(Records from a dataset)
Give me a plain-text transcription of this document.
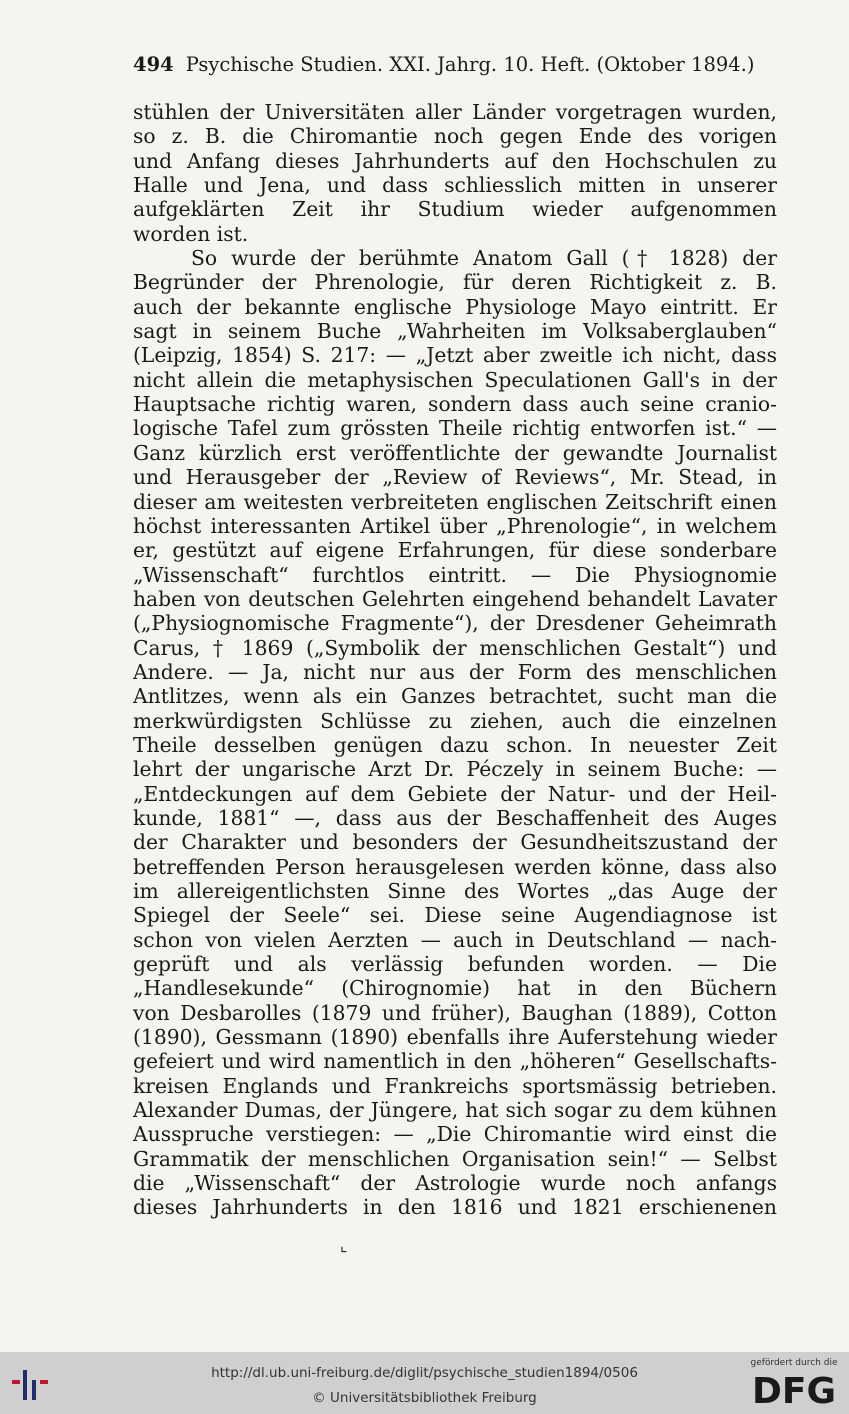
494 Psychische Studien. XXI. Jahrg. 10. Heft. (Oktober 1894.)
stühlen der Universitäten aller Länder vorgetragen wurden,
so z. B. die Chiromantie noch gegen Ende des vorigen
und Anfang dieses Jahrhunderts auf den Hochschulen zu
Halle und Jena, und dass schliesslich mitten in unserer
aufgeklärten Zeit ihr Studium wieder aufgenommen
worden ist.
So wurde der berühmte Anatom Gall († 1828) der
Begründer der Phrenologie, für deren Richtigkeit z. B.
auch der bekannte englische Physiologe Mayo eintritt. Er
sagt in seinem Buche „Wahrheiten im Volksaberglauben“
(Leipzig, 1854) S. 217: — „Jetzt aber zweitle ich nicht, dass
nicht allein die metaphysischen Speculationen Gall's in der
Hauptsache richtig waren, sondern dass auch seine cranio-
logische Tafel zum grössten Theile richtig entworfen ist.“ —
Ganz kürzlich erst veröffentlichte der gewandte Journalist
und Herausgeber der „Review of Reviews“, Mr. Stead, in
dieser am weitesten verbreiteten englischen Zeitschrift einen
höchst interessanten Artikel über „Phrenologie“, in welchem
er, gestützt auf eigene Erfahrungen, für diese sonderbare
„Wissenschaft“ furchtlos eintritt. — Die Physiognomie
haben von deutschen Gelehrten eingehend behandelt Lavater
(„Physiognomische Fragmente“), der Dresdener Geheimrath
Carus, † 1869 („Symbolik der menschlichen Gestalt“) und
Andere. — Ja, nicht nur aus der Form des menschlichen
Antlitzes, wenn als ein Ganzes betrachtet, sucht man die
merkwürdigsten Schlüsse zu ziehen, auch die einzelnen
Theile desselben genügen dazu schon. In neuester Zeit
lehrt der ungarische Arzt Dr. Péczely in seinem Buche: —
„Entdeckungen auf dem Gebiete der Natur- und der Heil-
kunde, 1881“ —, dass aus der Beschaffenheit des Auges
der Charakter und besonders der Gesundheitszustand der
betreffenden Person herausgelesen werden könne, dass also
im allereigentlichsten Sinne des Wortes „das Auge der
Spiegel der Seele“ sei. Diese seine Augendiagnose ist
schon von vielen Aerzten — auch in Deutschland — nach-
geprüft und als verlässig befunden worden. — Die
„Handlesekunde“ (Chirognomie) hat in den Büchern
von Desbarolles (1879 und früher), Baughan (1889), Cotton
(1890), Gessmann (1890) ebenfalls ihre Auferstehung wieder
gefeiert und wird namentlich in den „höheren“ Gesellschafts-
kreisen Englands und Frankreichs sportsmässig betrieben.
Alexander Dumas, der Jüngere, hat sich sogar zu dem kühnen
Ausspruche verstiegen: — „Die Chiromantie wird einst die
Grammatik der menschlichen Organisation sein!“ — Selbst
die „Wissenschaft“ der Astrologie wurde noch anfangs
dieses Jahrhunderts in den 1816 und 1821 erschienenen
⌞
http://dl.ub.uni-freiburg.de/diglit/psychische_studien1894/0506
© Universitätsbibliothek Freiburg
gefördert durch die
DFG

WHAT YOU NEED TO DO:
Leave the pictures out and copy the rest of the data exactly.

PROBLEM SOLUTION:
Give me a plain-text transcription of this document.
494 Psychische Studien. XXI. Jahrg. 10. Heft. (Oktober 1894.)
stühlen der Universitäten aller Länder vorgetragen wurden,
so z. B. die Chiromantie noch gegen Ende des vorigen
und Anfang dieses Jahrhunderts auf den Hochschulen zu
Halle und Jena, und dass schliesslich mitten in unserer
aufgeklärten Zeit ihr Studium wieder aufgenommen
worden ist.
So wurde der berühmte Anatom Gall († 1828) der
Begründer der Phrenologie, für deren Richtigkeit z. B.
auch der bekannte englische Physiologe Mayo eintritt. Er
sagt in seinem Buche „Wahrheiten im Volksaberglauben“
(Leipzig, 1854) S. 217: — „Jetzt aber zweitle ich nicht, dass
nicht allein die metaphysischen Speculationen Gall's in der
Hauptsache richtig waren, sondern dass auch seine cranio-
logische Tafel zum grössten Theile richtig entworfen ist.“ —
Ganz kürzlich erst veröffentlichte der gewandte Journalist
und Herausgeber der „Review of Reviews“, Mr. Stead, in
dieser am weitesten verbreiteten englischen Zeitschrift einen
höchst interessanten Artikel über „Phrenologie“, in welchem
er, gestützt auf eigene Erfahrungen, für diese sonderbare
„Wissenschaft“ furchtlos eintritt. — Die Physiognomie
haben von deutschen Gelehrten eingehend behandelt Lavater
(„Physiognomische Fragmente“), der Dresdener Geheimrath
Carus, † 1869 („Symbolik der menschlichen Gestalt“) und
Andere. — Ja, nicht nur aus der Form des menschlichen
Antlitzes, wenn als ein Ganzes betrachtet, sucht man die
merkwürdigsten Schlüsse zu ziehen, auch die einzelnen
Theile desselben genügen dazu schon. In neuester Zeit
lehrt der ungarische Arzt Dr. Péczely in seinem Buche: —
„Entdeckungen auf dem Gebiete der Natur- und der Heil-
kunde, 1881“ —, dass aus der Beschaffenheit des Auges
der Charakter und besonders der Gesundheitszustand der
betreffenden Person herausgelesen werden könne, dass also
im allereigentlichsten Sinne des Wortes „das Auge der
Spiegel der Seele“ sei. Diese seine Augendiagnose ist
schon von vielen Aerzten — auch in Deutschland — nach-
geprüft und als verlässig befunden worden. — Die
„Handlesekunde“ (Chirognomie) hat in den Büchern
von Desbarolles (1879 und früher), Baughan (1889), Cotton
(1890), Gessmann (1890) ebenfalls ihre Auferstehung wieder
gefeiert und wird namentlich in den „höheren“ Gesellschafts-
kreisen Englands und Frankreichs sportsmässig betrieben.
Alexander Dumas, der Jüngere, hat sich sogar zu dem kühnen
Ausspruche verstiegen: — „Die Chiromantie wird einst die
Grammatik der menschlichen Organisation sein!“ — Selbst
die „Wissenschaft“ der Astrologie wurde noch anfangs
dieses Jahrhunderts in den 1816 und 1821 erschienenen
⌞
http://dl.ub.uni-freiburg.de/diglit/psychische_studien1894/0506
© Universitätsbibliothek Freiburg
gefördert durch die
DFG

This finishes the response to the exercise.